== Task brief ==
Below are some entries. Output each one exactly as it appears.

··· Records provided ···

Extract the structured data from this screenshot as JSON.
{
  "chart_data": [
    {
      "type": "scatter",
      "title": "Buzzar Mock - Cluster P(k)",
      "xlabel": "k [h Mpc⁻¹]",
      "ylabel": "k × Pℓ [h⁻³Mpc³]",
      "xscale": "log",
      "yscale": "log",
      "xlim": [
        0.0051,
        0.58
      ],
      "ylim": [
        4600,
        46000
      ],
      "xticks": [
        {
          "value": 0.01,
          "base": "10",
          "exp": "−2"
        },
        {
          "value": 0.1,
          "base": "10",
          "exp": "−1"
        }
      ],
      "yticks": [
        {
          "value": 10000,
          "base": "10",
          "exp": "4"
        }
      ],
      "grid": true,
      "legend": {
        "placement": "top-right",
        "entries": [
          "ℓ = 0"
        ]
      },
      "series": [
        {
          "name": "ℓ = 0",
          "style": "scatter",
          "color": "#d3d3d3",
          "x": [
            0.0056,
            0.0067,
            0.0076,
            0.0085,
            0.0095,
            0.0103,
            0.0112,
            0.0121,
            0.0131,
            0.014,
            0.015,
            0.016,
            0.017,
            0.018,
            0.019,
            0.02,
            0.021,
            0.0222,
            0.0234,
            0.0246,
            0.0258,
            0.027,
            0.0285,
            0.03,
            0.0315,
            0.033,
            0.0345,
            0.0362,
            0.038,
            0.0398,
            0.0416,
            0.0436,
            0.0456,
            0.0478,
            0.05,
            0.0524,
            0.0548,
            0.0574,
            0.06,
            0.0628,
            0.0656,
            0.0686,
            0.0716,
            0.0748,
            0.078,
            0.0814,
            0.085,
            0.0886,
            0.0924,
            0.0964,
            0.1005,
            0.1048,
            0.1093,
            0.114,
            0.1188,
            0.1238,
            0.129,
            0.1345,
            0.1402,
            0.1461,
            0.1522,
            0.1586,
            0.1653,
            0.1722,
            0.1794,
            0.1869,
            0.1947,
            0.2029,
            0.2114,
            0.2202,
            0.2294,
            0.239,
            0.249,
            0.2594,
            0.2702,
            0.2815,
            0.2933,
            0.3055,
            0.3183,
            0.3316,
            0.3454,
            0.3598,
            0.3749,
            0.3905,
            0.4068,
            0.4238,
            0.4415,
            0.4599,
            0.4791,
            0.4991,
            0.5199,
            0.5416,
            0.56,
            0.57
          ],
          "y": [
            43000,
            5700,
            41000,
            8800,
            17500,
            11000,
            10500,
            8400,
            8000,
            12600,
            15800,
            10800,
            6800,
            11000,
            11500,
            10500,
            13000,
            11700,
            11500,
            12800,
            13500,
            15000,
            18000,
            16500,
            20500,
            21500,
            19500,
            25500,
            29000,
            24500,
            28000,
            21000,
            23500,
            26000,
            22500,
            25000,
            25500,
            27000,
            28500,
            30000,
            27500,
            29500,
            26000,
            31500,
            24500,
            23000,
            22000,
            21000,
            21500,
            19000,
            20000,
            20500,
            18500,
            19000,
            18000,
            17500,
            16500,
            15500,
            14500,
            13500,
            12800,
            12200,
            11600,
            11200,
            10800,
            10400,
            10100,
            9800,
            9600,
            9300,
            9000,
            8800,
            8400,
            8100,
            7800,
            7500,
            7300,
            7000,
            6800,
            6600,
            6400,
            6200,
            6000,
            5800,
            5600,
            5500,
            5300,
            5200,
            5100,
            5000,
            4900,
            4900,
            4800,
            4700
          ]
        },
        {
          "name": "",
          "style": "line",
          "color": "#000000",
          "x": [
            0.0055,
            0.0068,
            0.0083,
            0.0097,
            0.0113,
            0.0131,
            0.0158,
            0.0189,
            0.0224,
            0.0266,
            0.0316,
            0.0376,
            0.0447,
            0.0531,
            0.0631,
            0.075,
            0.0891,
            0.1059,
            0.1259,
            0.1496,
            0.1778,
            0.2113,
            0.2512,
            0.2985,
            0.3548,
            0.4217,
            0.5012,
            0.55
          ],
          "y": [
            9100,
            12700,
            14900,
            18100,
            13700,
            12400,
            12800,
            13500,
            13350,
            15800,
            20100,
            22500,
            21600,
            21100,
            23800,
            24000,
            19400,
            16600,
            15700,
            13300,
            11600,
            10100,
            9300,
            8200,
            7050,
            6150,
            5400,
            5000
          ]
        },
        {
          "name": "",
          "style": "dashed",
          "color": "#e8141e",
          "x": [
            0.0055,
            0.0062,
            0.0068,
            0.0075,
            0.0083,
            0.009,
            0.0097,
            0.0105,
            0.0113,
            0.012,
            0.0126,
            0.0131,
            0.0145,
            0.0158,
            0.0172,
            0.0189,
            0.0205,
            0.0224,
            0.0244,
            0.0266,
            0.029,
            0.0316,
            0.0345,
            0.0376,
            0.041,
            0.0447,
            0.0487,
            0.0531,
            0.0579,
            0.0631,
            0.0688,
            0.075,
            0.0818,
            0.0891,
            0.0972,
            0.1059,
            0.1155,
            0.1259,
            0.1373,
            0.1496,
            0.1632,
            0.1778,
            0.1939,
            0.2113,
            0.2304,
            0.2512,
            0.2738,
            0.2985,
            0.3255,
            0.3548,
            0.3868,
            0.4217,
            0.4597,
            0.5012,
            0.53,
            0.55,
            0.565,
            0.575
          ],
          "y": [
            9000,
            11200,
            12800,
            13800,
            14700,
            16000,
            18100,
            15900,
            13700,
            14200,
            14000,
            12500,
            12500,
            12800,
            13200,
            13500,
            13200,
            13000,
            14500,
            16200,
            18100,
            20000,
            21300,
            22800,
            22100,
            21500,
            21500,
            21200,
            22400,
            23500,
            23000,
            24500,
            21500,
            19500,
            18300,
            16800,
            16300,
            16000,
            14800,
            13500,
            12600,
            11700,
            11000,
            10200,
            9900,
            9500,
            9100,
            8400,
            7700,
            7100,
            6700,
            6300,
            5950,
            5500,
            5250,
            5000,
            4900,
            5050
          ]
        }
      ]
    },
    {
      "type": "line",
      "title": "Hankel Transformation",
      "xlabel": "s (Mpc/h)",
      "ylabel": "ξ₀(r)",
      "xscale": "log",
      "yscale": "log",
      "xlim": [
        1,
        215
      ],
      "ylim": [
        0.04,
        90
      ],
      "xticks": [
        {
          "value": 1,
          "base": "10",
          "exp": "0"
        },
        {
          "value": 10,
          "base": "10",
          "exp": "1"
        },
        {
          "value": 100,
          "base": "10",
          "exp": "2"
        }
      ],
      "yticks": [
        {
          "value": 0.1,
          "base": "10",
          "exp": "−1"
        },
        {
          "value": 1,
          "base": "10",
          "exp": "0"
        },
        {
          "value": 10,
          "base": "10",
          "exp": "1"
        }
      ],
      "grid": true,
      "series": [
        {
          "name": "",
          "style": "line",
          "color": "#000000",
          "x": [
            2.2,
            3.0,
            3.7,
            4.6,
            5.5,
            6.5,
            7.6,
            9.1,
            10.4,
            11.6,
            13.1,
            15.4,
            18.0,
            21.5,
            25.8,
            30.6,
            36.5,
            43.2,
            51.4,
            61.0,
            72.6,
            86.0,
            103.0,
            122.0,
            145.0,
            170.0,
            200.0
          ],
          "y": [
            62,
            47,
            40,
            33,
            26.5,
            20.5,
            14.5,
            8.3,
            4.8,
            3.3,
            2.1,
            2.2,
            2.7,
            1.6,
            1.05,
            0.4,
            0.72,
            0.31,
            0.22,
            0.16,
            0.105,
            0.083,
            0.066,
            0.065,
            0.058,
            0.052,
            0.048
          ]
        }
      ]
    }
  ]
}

···

== Solution below ==
Extract the structured data from this screenshot as JSON.
{
  "chart_data": [
    {
      "type": "scatter",
      "title": "Buzzar Mock - Cluster P(k)",
      "xlabel": "k [h Mpc⁻¹]",
      "ylabel": "k × Pℓ [h⁻³Mpc³]",
      "xscale": "log",
      "yscale": "log",
      "xlim": [
        0.0051,
        0.58
      ],
      "ylim": [
        4600,
        46000
      ],
      "xticks": [
        {
          "value": 0.01,
          "base": "10",
          "exp": "−2"
        },
        {
          "value": 0.1,
          "base": "10",
          "exp": "−1"
        }
      ],
      "yticks": [
        {
          "value": 10000,
          "base": "10",
          "exp": "4"
        }
      ],
      "grid": true,
      "legend": {
        "placement": "top-right",
        "entries": [
          "ℓ = 0"
        ]
      },
      "series": [
        {
          "name": "ℓ = 0",
          "style": "scatter",
          "color": "#d3d3d3",
          "x": [
            0.0056,
            0.0067,
            0.0076,
            0.0085,
            0.0095,
            0.0103,
            0.0112,
            0.0121,
            0.0131,
            0.014,
            0.015,
            0.016,
            0.017,
            0.018,
            0.019,
            0.02,
            0.021,
            0.0222,
            0.0234,
            0.0246,
            0.0258,
            0.027,
            0.0285,
            0.03,
            0.0315,
            0.033,
            0.0345,
            0.0362,
            0.038,
            0.0398,
            0.0416,
            0.0436,
            0.0456,
            0.0478,
            0.05,
            0.0524,
            0.0548,
            0.0574,
            0.06,
            0.0628,
            0.0656,
            0.0686,
            0.0716,
            0.0748,
            0.078,
            0.0814,
            0.085,
            0.0886,
            0.0924,
            0.0964,
            0.1005,
            0.1048,
            0.1093,
            0.114,
            0.1188,
            0.1238,
            0.129,
            0.1345,
            0.1402,
            0.1461,
            0.1522,
            0.1586,
            0.1653,
            0.1722,
            0.1794,
            0.1869,
            0.1947,
            0.2029,
            0.2114,
            0.2202,
            0.2294,
            0.239,
            0.249,
            0.2594,
            0.2702,
            0.2815,
            0.2933,
            0.3055,
            0.3183,
            0.3316,
            0.3454,
            0.3598,
            0.3749,
            0.3905,
            0.4068,
            0.4238,
            0.4415,
            0.4599,
            0.4791,
            0.4991,
            0.5199,
            0.5416,
            0.56,
            0.57
          ],
          "y": [
            43000,
            5700,
            41000,
            8800,
            17500,
            11000,
            10500,
            8400,
            8000,
            12600,
            15800,
            10800,
            6800,
            11000,
            11500,
            10500,
            13000,
            11700,
            11500,
            12800,
            13500,
            15000,
            18000,
            16500,
            20500,
            21500,
            19500,
            25500,
            29000,
            24500,
            28000,
            21000,
            23500,
            26000,
            22500,
            25000,
            25500,
            27000,
            28500,
            30000,
            27500,
            29500,
            26000,
            31500,
            24500,
            23000,
            22000,
            21000,
            21500,
            19000,
            20000,
            20500,
            18500,
            19000,
            18000,
            17500,
            16500,
            15500,
            14500,
            13500,
            12800,
            12200,
            11600,
            11200,
            10800,
            10400,
            10100,
            9800,
            9600,
            9300,
            9000,
            8800,
            8400,
            8100,
            7800,
            7500,
            7300,
            7000,
            6800,
            6600,
            6400,
            6200,
            6000,
            5800,
            5600,
            5500,
            5300,
            5200,
            5100,
            5000,
            4900,
            4900,
            4800,
            4700
          ]
        },
        {
          "name": "",
          "style": "line",
          "color": "#000000",
          "x": [
            0.0055,
            0.0068,
            0.0083,
            0.0097,
            0.0113,
            0.0131,
            0.0158,
            0.0189,
            0.0224,
            0.0266,
            0.0316,
            0.0376,
            0.0447,
            0.0531,
            0.0631,
            0.075,
            0.0891,
            0.1059,
            0.1259,
            0.1496,
            0.1778,
            0.2113,
            0.2512,
            0.2985,
            0.3548,
            0.4217,
            0.5012,
            0.55
          ],
          "y": [
            9100,
            12700,
            14900,
            18100,
            13700,
            12400,
            12800,
            13500,
            13350,
            15800,
            20100,
            22500,
            21600,
            21100,
            23800,
            24000,
            19400,
            16600,
            15700,
            13300,
            11600,
            10100,
            9300,
            8200,
            7050,
            6150,
            5400,
            5000
          ]
        },
        {
          "name": "",
          "style": "dashed",
          "color": "#e8141e",
          "x": [
            0.0055,
            0.0062,
            0.0068,
            0.0075,
            0.0083,
            0.009,
            0.0097,
            0.0105,
            0.0113,
            0.012,
            0.0126,
            0.0131,
            0.0145,
            0.0158,
            0.0172,
            0.0189,
            0.0205,
            0.0224,
            0.0244,
            0.0266,
            0.029,
            0.0316,
            0.0345,
            0.0376,
            0.041,
            0.0447,
            0.0487,
            0.0531,
            0.0579,
            0.0631,
            0.0688,
            0.075,
            0.0818,
            0.0891,
            0.0972,
            0.1059,
            0.1155,
            0.1259,
            0.1373,
            0.1496,
            0.1632,
            0.1778,
            0.1939,
            0.2113,
            0.2304,
            0.2512,
            0.2738,
            0.2985,
            0.3255,
            0.3548,
            0.3868,
            0.4217,
            0.4597,
            0.5012,
            0.53,
            0.55,
            0.565,
            0.575
          ],
          "y": [
            9000,
            11200,
            12800,
            13800,
            14700,
            16000,
            18100,
            15900,
            13700,
            14200,
            14000,
            12500,
            12500,
            12800,
            13200,
            13500,
            13200,
            13000,
            14500,
            16200,
            18100,
            20000,
            21300,
            22800,
            22100,
            21500,
            21500,
            21200,
            22400,
            23500,
            23000,
            24500,
            21500,
            19500,
            18300,
            16800,
            16300,
            16000,
            14800,
            13500,
            12600,
            11700,
            11000,
            10200,
            9900,
            9500,
            9100,
            8400,
            7700,
            7100,
            6700,
            6300,
            5950,
            5500,
            5250,
            5000,
            4900,
            5050
          ]
        }
      ]
    },
    {
      "type": "line",
      "title": "Hankel Transformation",
      "xlabel": "s (Mpc/h)",
      "ylabel": "ξ₀(r)",
      "xscale": "log",
      "yscale": "log",
      "xlim": [
        1,
        215
      ],
      "ylim": [
        0.04,
        90
      ],
      "xticks": [
        {
          "value": 1,
          "base": "10",
          "exp": "0"
        },
        {
          "value": 10,
          "base": "10",
          "exp": "1"
        },
        {
          "value": 100,
          "base": "10",
          "exp": "2"
        }
      ],
      "yticks": [
        {
          "value": 0.1,
          "base": "10",
          "exp": "−1"
        },
        {
          "value": 1,
          "base": "10",
          "exp": "0"
        },
        {
          "value": 10,
          "base": "10",
          "exp": "1"
        }
      ],
      "grid": true,
      "series": [
        {
          "name": "",
          "style": "line",
          "color": "#000000",
          "x": [
            2.2,
            3.0,
            3.7,
            4.6,
            5.5,
            6.5,
            7.6,
            9.1,
            10.4,
            11.6,
            13.1,
            15.4,
            18.0,
            21.5,
            25.8,
            30.6,
            36.5,
            43.2,
            51.4,
            61.0,
            72.6,
            86.0,
            103.0,
            122.0,
            145.0,
            170.0,
            200.0
          ],
          "y": [
            62,
            47,
            40,
            33,
            26.5,
            20.5,
            14.5,
            8.3,
            4.8,
            3.3,
            2.1,
            2.2,
            2.7,
            1.6,
            1.05,
            0.4,
            0.72,
            0.31,
            0.22,
            0.16,
            0.105,
            0.083,
            0.066,
            0.065,
            0.058,
            0.052,
            0.048
          ]
        }
      ]
    }
  ]
}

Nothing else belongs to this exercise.